● **What you need to do**:
All the data below goes into the copy word for word, but the pictures don't.

┌─ Task input

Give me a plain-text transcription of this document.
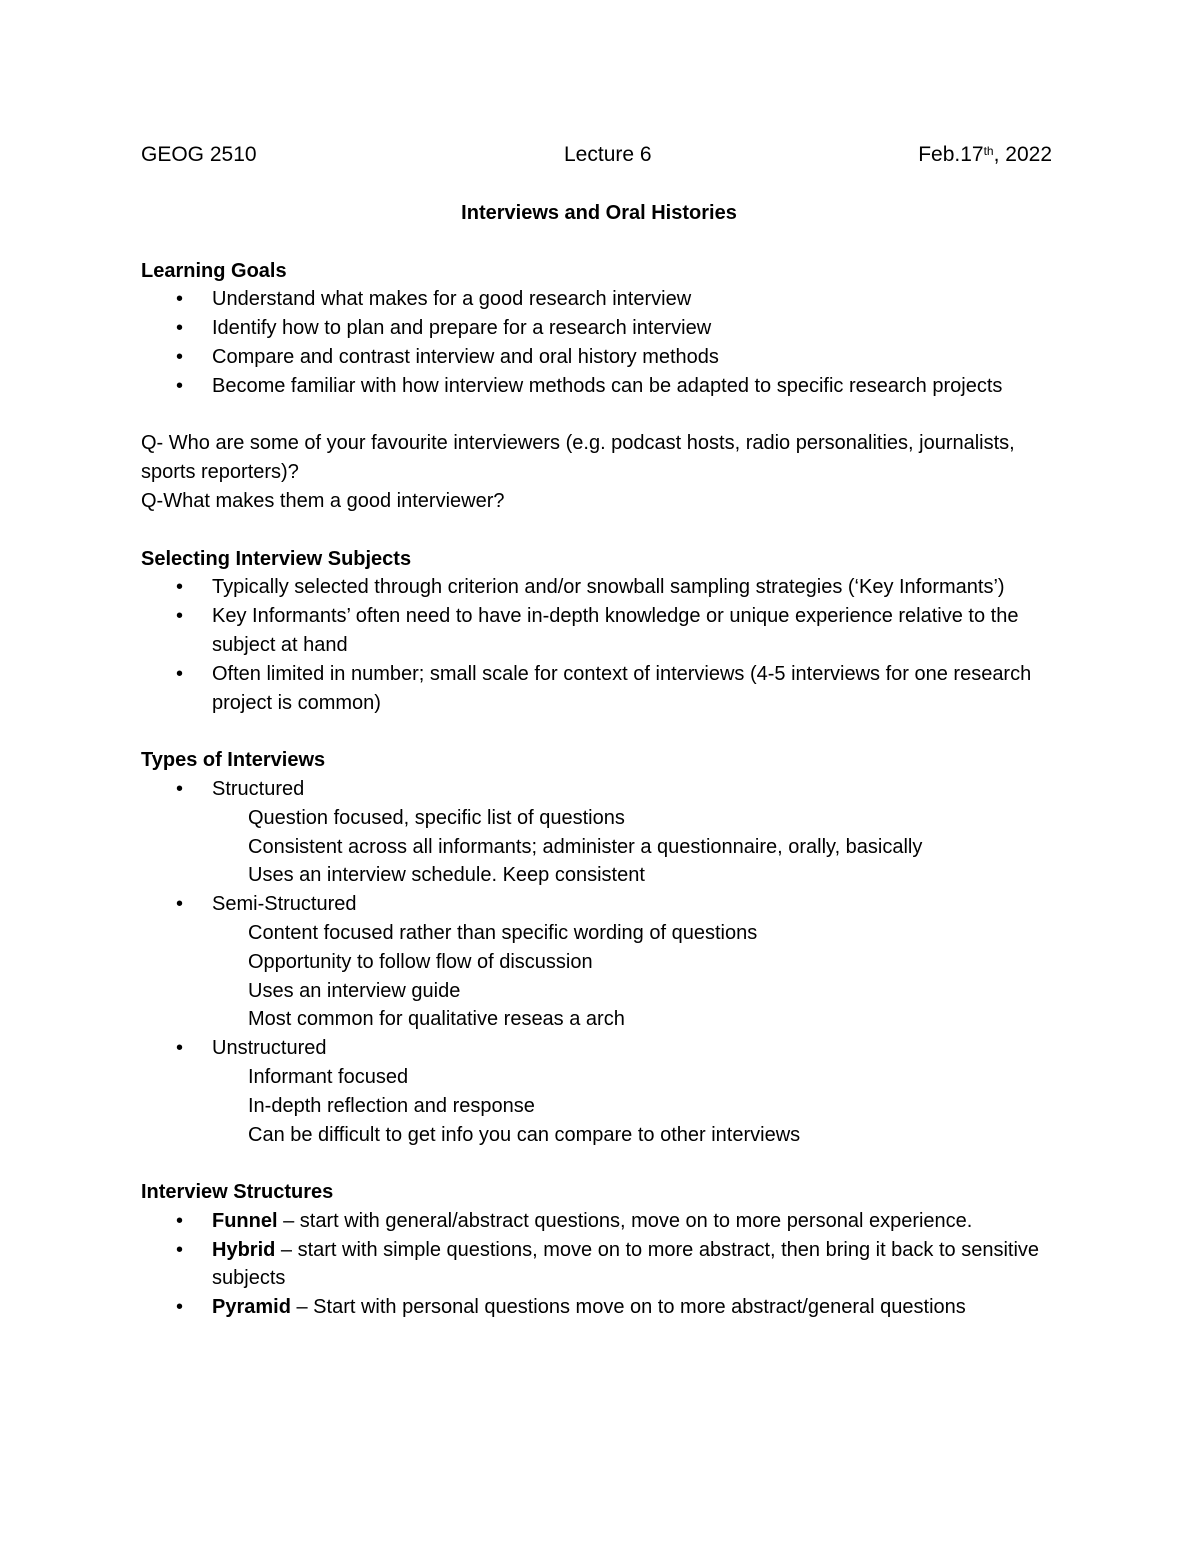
GEOG 2510	Lecture 6	Feb.17th, 2022
Interviews and Oral Histories
Learning Goals
• Understand what makes for a good research interview
• Identify how to plan and prepare for a research interview
• Compare and contrast interview and oral history methods
• Become familiar with how interview methods can be adapted to specific research projects
Q- Who are some of your favourite interviewers (e.g. podcast hosts, radio personalities, journalists, sports reporters)?
Q-What makes them a good interviewer?
Selecting Interview Subjects
• Typically selected through criterion and/or snowball sampling strategies (‘Key Informants’)
• Key Informants’ often need to have in-depth knowledge or unique experience relative to the subject at hand
• Often limited in number; small scale for context of interviews (4-5 interviews for one research project is common)
Types of Interviews
• Structured
Question focused, specific list of questions
Consistent across all informants; administer a questionnaire, orally, basically
Uses an interview schedule. Keep consistent
• Semi-Structured
Content focused rather than specific wording of questions
Opportunity to follow flow of discussion
Uses an interview guide
Most common for qualitative reseas a arch
• Unstructured
Informant focused
In-depth reflection and response
Can be difficult to get info you can compare to other interviews
Interview Structures
• Funnel – start with general/abstract questions, move on to more personal experience.
• Hybrid – start with simple questions, move on to more abstract, then bring it back to sensitive subjects
• Pyramid – Start with personal questions move on to more abstract/general questions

└─

● **Answer to the exercise**:
Give me a plain-text transcription of this document.
GEOG 2510	Lecture 6	Feb.17th, 2022
Interviews and Oral Histories
Learning Goals
• Understand what makes for a good research interview
• Identify how to plan and prepare for a research interview
• Compare and contrast interview and oral history methods
• Become familiar with how interview methods can be adapted to specific research projects
Q- Who are some of your favourite interviewers (e.g. podcast hosts, radio personalities, journalists, sports reporters)?
Q-What makes them a good interviewer?
Selecting Interview Subjects
• Typically selected through criterion and/or snowball sampling strategies (‘Key Informants’)
• Key Informants’ often need to have in-depth knowledge or unique experience relative to the subject at hand
• Often limited in number; small scale for context of interviews (4-5 interviews for one research project is common)
Types of Interviews
• Structured
Question focused, specific list of questions
Consistent across all informants; administer a questionnaire, orally, basically
Uses an interview schedule. Keep consistent
• Semi-Structured
Content focused rather than specific wording of questions
Opportunity to follow flow of discussion
Uses an interview guide
Most common for qualitative reseas a arch
• Unstructured
Informant focused
In-depth reflection and response
Can be difficult to get info you can compare to other interviews
Interview Structures
• Funnel – start with general/abstract questions, move on to more personal experience.
• Hybrid – start with simple questions, move on to more abstract, then bring it back to sensitive subjects
• Pyramid – Start with personal questions move on to more abstract/general questions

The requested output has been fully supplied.